**Document extract**:
** START **

This change alone shrinks the size of the feed by approximately two thirds, depending on the actual content and the percentage of code in the current set of articles. At the moment, the new size is ~625 KiB:

The content on the phone after that looks similar to this…

private void button1_Click(object sender, RoutedEventArgs e)
{
    MyBeep myBeep = new MyBeep();
    myBeep.PlaySound(BeepTypes.Information);
}

… and only requires 118 additional characters per document, and these are generated on the device itself (more on that later).

In addition to this, we also reduced the maximum number of articles returned to the phone from 25 to 10, as we felt that this is sufficient for the mobile device where you are more interested in being notified about new content than reading the archives. This of course also reduces the total size a lot.

Parsing HTML

A side note on stripping the code tags and CSS from the original content: this actually is a very interesting topic that we unfortunately do not have the time and space to cover in more detail here. Real-world HTML often does not follow the strict rules of normal XML content; especially when you're working with WSIWYG editors, and when multiple authors are responsible for a merged final output, the result might look significantly different from what you would expect. In most cases, trying to treat HTML as XML, and assuming that it follows the same strict rules is a dangerous thing to do. Therefore, I generally recommend against the usual approaches people attempt to follow when they work with that kind of data. In particular, do not:

  • Use regular expressions
  • Use string replacement
  • Use XML readers or documents

All of these fail quickly with faulty HTML, and are not flexible enough to handle the situations you will come across, with reasonable effort. So what is the alternative here? There are some projects out there that have put quite some work into creating more tolerant parsers for HTML that are capable of handling malformed tags and content better than probably any custom solution you (and I) would be able to create within the limits of a small phone project. One of these projects is the Html Agility Pack hosted on CodePlex. It has built-in support for Windows Phone and not only helped us strip the code formatting from the articles, but also to improve some other details of the content, like dealing with multi-column layouts and turn it into something that is more suitable for the small phone screen.

** END **

**What is asked**: Reproduce part of the excerpt on shrinking the phone feed word for word, starting at the words "All of these" and ending after "small phone screen.".

**Recorded data**:
** START **

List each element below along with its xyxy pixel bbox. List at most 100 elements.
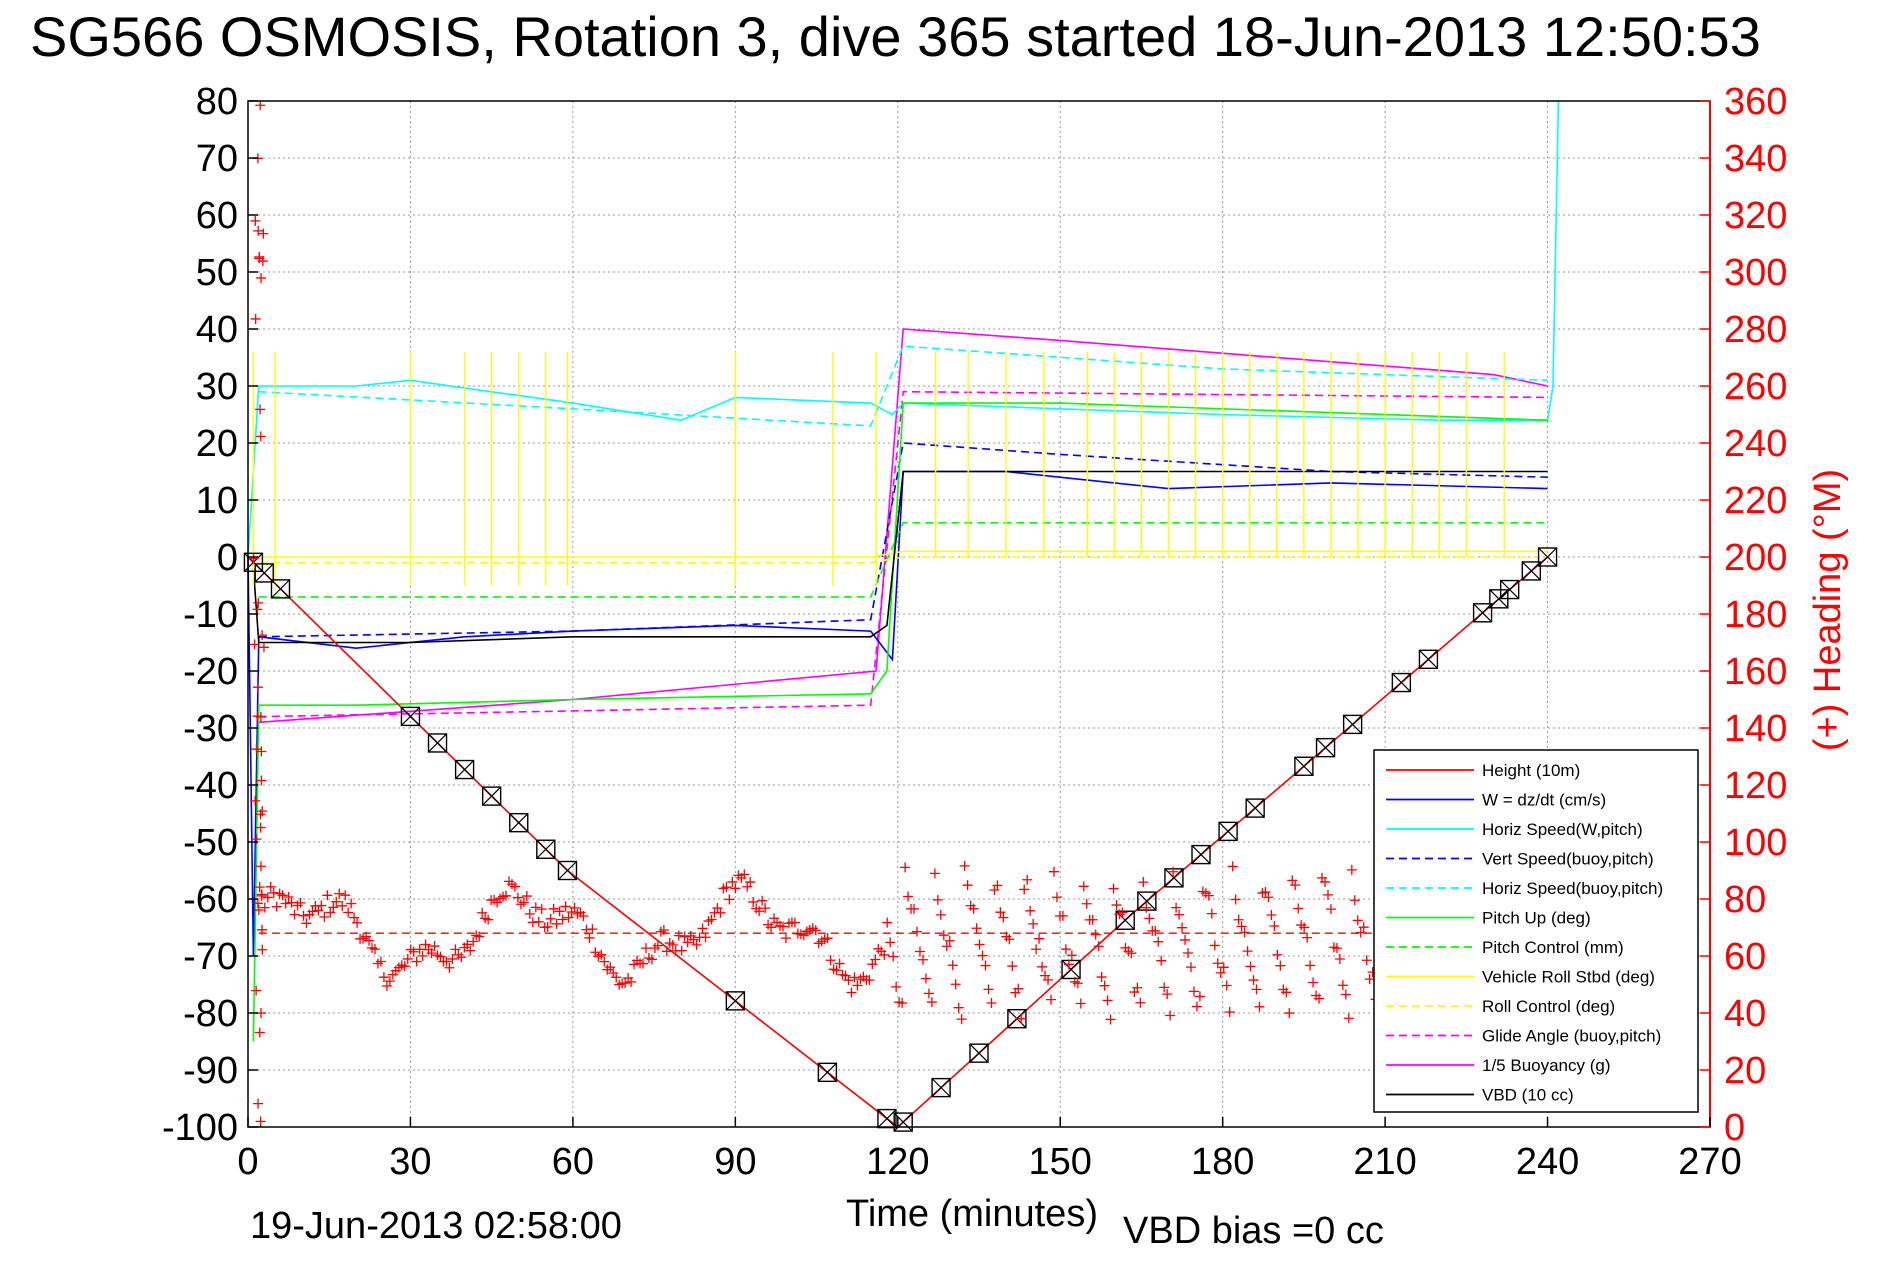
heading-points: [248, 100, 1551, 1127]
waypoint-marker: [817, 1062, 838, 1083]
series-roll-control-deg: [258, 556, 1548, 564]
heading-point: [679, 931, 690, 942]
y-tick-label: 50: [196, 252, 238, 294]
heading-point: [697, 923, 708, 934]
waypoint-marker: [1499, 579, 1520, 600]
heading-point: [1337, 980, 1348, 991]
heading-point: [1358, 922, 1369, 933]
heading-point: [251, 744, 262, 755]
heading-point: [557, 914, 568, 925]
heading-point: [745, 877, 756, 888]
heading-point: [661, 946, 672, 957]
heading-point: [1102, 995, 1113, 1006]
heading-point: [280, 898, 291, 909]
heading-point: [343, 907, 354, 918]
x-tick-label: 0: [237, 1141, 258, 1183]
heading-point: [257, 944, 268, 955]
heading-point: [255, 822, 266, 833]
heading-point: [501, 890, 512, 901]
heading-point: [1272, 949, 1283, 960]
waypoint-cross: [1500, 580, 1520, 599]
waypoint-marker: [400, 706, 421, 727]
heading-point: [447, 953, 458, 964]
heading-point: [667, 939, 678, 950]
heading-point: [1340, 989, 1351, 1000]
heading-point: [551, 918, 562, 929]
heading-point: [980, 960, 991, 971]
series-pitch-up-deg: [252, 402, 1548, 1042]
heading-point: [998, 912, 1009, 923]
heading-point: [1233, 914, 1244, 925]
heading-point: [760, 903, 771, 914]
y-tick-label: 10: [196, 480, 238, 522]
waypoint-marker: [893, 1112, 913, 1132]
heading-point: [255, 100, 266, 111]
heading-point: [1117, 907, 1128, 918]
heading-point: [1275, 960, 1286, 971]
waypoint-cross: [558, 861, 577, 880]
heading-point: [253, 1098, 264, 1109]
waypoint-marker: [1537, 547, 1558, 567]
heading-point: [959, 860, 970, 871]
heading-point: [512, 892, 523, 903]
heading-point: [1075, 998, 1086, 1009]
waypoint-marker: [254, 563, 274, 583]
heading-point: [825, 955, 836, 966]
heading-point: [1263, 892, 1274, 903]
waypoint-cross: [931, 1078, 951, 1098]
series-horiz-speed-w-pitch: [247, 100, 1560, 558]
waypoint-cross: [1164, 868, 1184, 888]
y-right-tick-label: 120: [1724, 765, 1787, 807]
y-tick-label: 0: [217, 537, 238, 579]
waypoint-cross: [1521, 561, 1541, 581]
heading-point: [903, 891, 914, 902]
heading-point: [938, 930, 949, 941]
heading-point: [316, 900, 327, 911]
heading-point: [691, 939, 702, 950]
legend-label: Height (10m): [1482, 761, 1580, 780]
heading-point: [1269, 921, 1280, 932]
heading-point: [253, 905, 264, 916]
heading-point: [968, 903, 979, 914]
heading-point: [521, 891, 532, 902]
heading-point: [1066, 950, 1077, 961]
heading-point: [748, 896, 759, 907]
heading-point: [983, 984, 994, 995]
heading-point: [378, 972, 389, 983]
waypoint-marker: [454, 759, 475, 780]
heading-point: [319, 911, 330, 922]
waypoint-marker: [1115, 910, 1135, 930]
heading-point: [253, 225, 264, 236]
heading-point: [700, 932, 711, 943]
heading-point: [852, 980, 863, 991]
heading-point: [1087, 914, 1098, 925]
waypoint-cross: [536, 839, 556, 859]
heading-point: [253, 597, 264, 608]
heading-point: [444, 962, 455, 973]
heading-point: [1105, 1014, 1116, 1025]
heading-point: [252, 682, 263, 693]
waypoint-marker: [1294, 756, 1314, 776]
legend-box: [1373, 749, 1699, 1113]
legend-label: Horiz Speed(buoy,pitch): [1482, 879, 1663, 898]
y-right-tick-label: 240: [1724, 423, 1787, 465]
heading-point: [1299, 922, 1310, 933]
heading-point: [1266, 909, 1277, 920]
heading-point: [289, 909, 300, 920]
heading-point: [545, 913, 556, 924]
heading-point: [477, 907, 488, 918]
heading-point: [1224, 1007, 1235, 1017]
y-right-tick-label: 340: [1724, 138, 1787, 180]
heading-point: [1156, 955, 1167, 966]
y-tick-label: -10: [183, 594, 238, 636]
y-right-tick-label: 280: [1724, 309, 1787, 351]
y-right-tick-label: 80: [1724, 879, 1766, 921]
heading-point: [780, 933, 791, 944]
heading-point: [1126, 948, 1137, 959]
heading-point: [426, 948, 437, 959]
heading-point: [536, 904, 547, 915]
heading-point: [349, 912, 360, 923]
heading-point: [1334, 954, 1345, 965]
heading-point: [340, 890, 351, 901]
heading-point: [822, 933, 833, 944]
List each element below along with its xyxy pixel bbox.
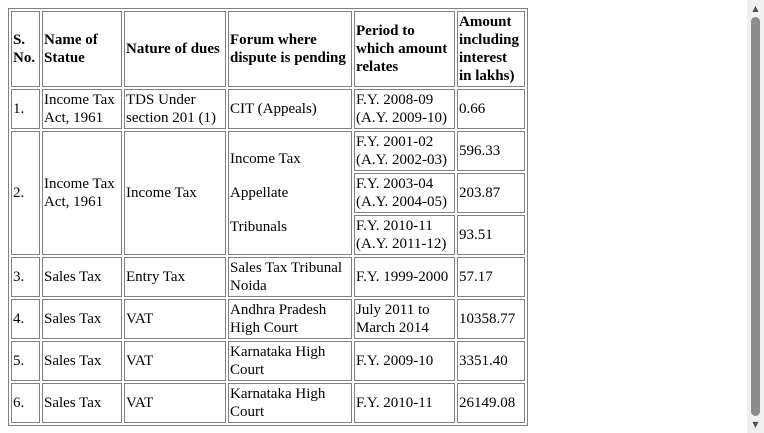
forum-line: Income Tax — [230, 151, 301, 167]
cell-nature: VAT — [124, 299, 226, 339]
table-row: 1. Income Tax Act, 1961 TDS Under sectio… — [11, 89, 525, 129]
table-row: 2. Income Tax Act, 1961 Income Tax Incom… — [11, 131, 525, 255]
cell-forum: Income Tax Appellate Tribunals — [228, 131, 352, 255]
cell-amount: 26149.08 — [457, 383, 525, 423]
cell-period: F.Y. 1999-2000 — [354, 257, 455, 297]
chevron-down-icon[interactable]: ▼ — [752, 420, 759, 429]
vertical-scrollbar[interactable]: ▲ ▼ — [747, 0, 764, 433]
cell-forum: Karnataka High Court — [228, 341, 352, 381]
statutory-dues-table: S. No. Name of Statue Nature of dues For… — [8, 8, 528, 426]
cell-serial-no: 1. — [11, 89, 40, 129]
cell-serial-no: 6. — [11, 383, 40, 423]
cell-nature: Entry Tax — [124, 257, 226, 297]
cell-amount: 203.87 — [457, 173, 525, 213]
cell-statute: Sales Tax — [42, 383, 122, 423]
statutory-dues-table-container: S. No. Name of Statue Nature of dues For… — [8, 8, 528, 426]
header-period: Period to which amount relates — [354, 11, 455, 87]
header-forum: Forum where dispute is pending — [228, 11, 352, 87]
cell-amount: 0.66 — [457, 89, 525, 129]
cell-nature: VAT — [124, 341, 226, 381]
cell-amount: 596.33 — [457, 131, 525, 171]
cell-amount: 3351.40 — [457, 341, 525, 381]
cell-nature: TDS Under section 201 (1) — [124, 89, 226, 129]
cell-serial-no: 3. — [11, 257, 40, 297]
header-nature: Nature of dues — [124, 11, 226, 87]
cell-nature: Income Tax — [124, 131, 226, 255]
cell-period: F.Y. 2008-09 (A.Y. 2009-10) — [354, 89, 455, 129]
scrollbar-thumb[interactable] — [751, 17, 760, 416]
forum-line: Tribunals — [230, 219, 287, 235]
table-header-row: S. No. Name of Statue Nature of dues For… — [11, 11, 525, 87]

** END **

**Reply to the exercise**:
All of these fail quickly with faulty HTML, and are not flexible enough to handle the situations you will come across, with reasonable effort. So what is the alternative here? There are some projects out there that have put quite some work into creating more tolerant parsers for HTML that are capable of handling malformed tags and content better than probably any custom solution you (and I) would be able to create within the limits of a small phone project. One of these projects is the Html Agility Pack hosted on CodePlex. It has built-in support for Windows Phone and not only helped us strip the code formatting from the articles, but also to improve some other details of the content, like dealing with multi-column layouts and turn it into something that is more suitable for the small phone screen.